Written problem => Find each line with the string "image" and report it.

Given data =>

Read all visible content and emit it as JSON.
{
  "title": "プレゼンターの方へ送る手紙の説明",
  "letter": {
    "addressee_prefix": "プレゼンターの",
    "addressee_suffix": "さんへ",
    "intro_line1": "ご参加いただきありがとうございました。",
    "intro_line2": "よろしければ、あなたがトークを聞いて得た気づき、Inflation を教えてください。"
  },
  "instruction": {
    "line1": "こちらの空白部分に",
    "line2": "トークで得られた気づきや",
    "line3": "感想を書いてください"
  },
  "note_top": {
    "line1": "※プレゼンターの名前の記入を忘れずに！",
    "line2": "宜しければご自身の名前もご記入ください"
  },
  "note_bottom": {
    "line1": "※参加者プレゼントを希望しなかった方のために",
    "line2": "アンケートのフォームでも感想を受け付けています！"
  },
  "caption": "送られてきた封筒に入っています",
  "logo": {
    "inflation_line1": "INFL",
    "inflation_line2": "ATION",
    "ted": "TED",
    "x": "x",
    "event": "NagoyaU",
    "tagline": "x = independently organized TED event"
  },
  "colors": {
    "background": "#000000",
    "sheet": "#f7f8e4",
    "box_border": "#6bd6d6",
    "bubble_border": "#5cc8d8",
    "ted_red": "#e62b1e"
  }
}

==

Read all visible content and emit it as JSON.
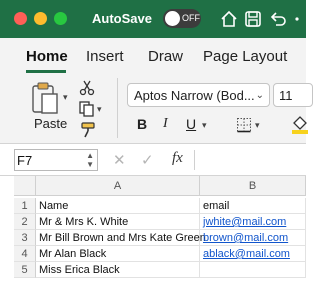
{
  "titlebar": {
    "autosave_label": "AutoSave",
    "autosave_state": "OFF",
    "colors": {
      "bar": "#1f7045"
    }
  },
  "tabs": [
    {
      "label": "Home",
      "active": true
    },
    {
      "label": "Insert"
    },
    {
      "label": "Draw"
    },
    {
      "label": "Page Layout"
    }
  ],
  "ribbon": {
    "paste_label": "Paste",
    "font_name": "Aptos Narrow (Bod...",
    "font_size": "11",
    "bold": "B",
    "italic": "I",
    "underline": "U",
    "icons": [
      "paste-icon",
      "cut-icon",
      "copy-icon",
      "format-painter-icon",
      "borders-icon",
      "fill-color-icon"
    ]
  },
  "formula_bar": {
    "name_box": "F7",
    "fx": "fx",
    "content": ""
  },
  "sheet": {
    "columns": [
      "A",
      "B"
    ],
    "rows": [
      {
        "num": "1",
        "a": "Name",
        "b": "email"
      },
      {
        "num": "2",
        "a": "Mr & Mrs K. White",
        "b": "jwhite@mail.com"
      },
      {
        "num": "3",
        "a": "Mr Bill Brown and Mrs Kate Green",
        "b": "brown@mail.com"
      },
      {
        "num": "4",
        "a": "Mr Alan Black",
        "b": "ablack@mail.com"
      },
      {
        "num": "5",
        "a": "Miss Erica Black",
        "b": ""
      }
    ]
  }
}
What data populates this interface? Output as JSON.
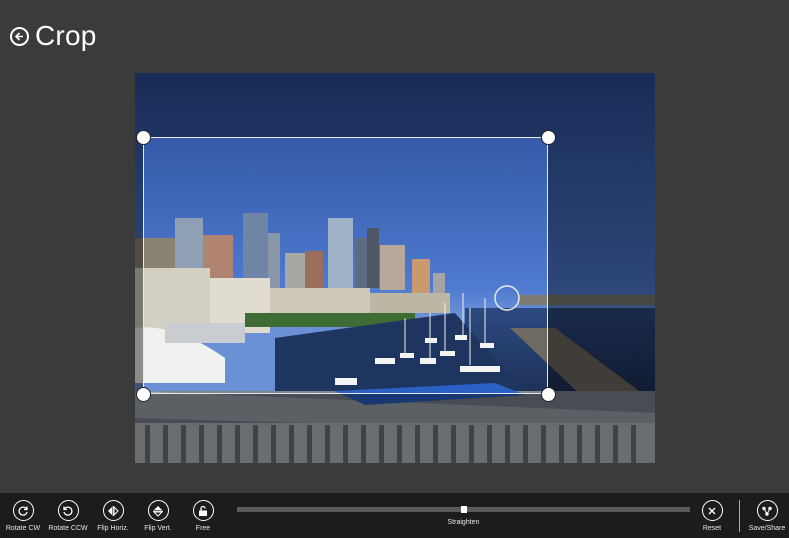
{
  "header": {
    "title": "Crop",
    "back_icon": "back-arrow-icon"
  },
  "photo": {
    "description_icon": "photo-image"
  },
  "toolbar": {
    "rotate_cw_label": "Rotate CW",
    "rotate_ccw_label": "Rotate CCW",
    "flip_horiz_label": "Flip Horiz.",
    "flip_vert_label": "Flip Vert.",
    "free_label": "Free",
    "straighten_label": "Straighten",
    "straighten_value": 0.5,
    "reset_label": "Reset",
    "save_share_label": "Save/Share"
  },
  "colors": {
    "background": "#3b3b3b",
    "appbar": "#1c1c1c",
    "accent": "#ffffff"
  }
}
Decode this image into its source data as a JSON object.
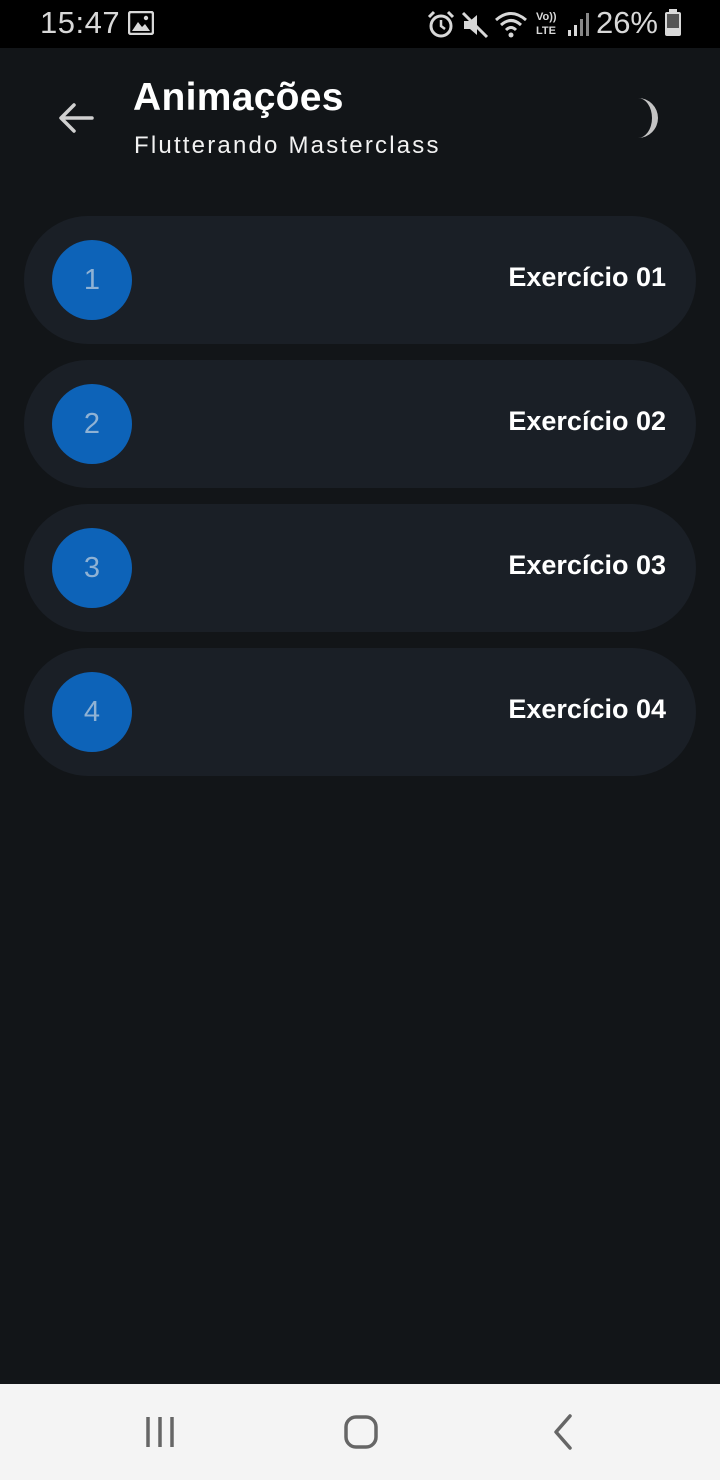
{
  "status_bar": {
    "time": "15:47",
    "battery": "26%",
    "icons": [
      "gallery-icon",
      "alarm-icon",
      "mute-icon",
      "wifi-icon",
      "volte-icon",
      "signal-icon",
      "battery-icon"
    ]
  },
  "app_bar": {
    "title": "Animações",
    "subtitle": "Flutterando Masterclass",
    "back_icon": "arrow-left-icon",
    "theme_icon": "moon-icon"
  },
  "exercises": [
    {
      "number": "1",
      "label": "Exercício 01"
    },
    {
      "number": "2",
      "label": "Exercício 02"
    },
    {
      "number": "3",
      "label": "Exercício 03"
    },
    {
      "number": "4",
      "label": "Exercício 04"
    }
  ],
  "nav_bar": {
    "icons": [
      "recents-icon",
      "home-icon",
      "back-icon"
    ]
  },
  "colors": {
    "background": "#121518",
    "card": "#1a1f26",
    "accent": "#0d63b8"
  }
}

Final result =>
    "description_icon": "photo-image"
Decode this image into its source data as a JSON object.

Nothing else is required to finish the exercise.